### Objective
Look through the material and tally each line bearing the word "mmol". Give only the total.

Rows from a dataset:
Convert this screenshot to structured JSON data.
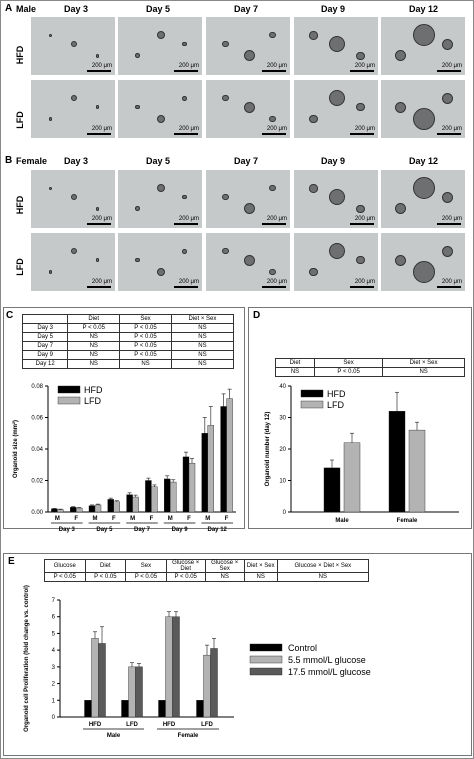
{
  "panel_a": {
    "label": "A",
    "sex": "Male",
    "days": [
      "Day 3",
      "Day 5",
      "Day 7",
      "Day 9",
      "Day 12"
    ],
    "rows": [
      "HFD",
      "LFD"
    ],
    "scale": "200 μm"
  },
  "panel_b": {
    "label": "B",
    "sex": "Female",
    "days": [
      "Day 3",
      "Day 5",
      "Day 7",
      "Day 9",
      "Day 12"
    ],
    "rows": [
      "HFD",
      "LFD"
    ],
    "scale": "200 μm"
  },
  "panel_c": {
    "label": "C",
    "table_header": [
      "",
      "Diet",
      "Sex",
      "Diet × Sex"
    ],
    "table_rows": [
      [
        "Day 3",
        "P < 0.05",
        "P < 0.05",
        "NS"
      ],
      [
        "Day 5",
        "NS",
        "P < 0.05",
        "NS"
      ],
      [
        "Day 7",
        "NS",
        "P < 0.05",
        "NS"
      ],
      [
        "Day 9",
        "NS",
        "P < 0.05",
        "NS"
      ],
      [
        "Day 12",
        "NS",
        "NS",
        "NS"
      ]
    ]
  },
  "panel_d": {
    "label": "D",
    "table_header": [
      "Diet",
      "Sex",
      "Diet × Sex"
    ],
    "table_rows": [
      [
        "NS",
        "P < 0.05",
        "NS"
      ]
    ]
  },
  "panel_e": {
    "label": "E",
    "table_header": [
      "Glucose",
      "Diet",
      "Sex",
      "Glucose × Diet",
      "Glucose × Sex",
      "Diet × Sex",
      "Glucose × Diet × Sex"
    ],
    "table_rows": [
      [
        "P < 0.05",
        "P < 0.05",
        "P < 0.05",
        "P < 0.05",
        "NS",
        "NS",
        "NS"
      ]
    ]
  },
  "colors": {
    "hfd": "#000000",
    "lfd": "#b3b3b3",
    "control": "#000000",
    "g55": "#b3b3b3",
    "g175": "#5a5a5a"
  },
  "chart_data": [
    {
      "type": "bar",
      "panel": "C",
      "ylabel": "Organoid size (mm²)",
      "ylim": [
        0,
        0.08
      ],
      "yticks": [
        0,
        0.02,
        0.04,
        0.06,
        0.08
      ],
      "ytick_labels": [
        "0.00",
        "0.02",
        "0.04",
        "0.06",
        "0.08"
      ],
      "categories": [
        "M",
        "F",
        "M",
        "F",
        "M",
        "F",
        "M",
        "F",
        "M",
        "F"
      ],
      "groups": [
        "Day 3",
        "Day 5",
        "Day 7",
        "Day 9",
        "Day 12"
      ],
      "series": [
        {
          "name": "HFD",
          "values": [
            0.002,
            0.003,
            0.004,
            0.008,
            0.011,
            0.02,
            0.021,
            0.035,
            0.05,
            0.067
          ],
          "errors": [
            0.0003,
            0.0004,
            0.0005,
            0.0008,
            0.0012,
            0.0015,
            0.002,
            0.003,
            0.01,
            0.008
          ]
        },
        {
          "name": "LFD",
          "values": [
            0.0015,
            0.0025,
            0.0045,
            0.0065,
            0.0095,
            0.016,
            0.019,
            0.031,
            0.055,
            0.072
          ],
          "errors": [
            0.0003,
            0.0004,
            0.0005,
            0.0007,
            0.0012,
            0.0012,
            0.0015,
            0.003,
            0.012,
            0.006
          ]
        }
      ],
      "legend": "top-left"
    },
    {
      "type": "bar",
      "panel": "D",
      "ylabel": "Organoid number (day 12)",
      "ylim": [
        0,
        40
      ],
      "yticks": [
        0,
        10,
        20,
        30,
        40
      ],
      "categories": [
        "Male",
        "Female"
      ],
      "series": [
        {
          "name": "HFD",
          "values": [
            14,
            32
          ],
          "errors": [
            2.5,
            6
          ]
        },
        {
          "name": "LFD",
          "values": [
            22,
            26
          ],
          "errors": [
            3,
            2.5
          ]
        }
      ],
      "legend": "top-left"
    },
    {
      "type": "bar",
      "panel": "E",
      "ylabel": "Organoid cell Proliferation (fold change vs. control)",
      "ylim": [
        0,
        7
      ],
      "yticks": [
        0,
        1,
        2,
        3,
        4,
        5,
        6,
        7
      ],
      "categories": [
        "HFD",
        "LFD",
        "HFD",
        "LFD"
      ],
      "groups": [
        "Male",
        "Female"
      ],
      "series": [
        {
          "name": "Control",
          "values": [
            1,
            1,
            1,
            1
          ],
          "errors": [
            0,
            0,
            0,
            0
          ]
        },
        {
          "name": "5.5 mmol/L glucose",
          "values": [
            4.7,
            3.0,
            6.0,
            3.7
          ],
          "errors": [
            0.4,
            0.25,
            0.3,
            0.6
          ]
        },
        {
          "name": "17.5 mmol/L glucose",
          "values": [
            4.4,
            3.0,
            6.0,
            4.1
          ],
          "errors": [
            1.0,
            0.2,
            0.3,
            0.6
          ]
        }
      ],
      "legend": "right"
    }
  ]
}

### Exercise output
2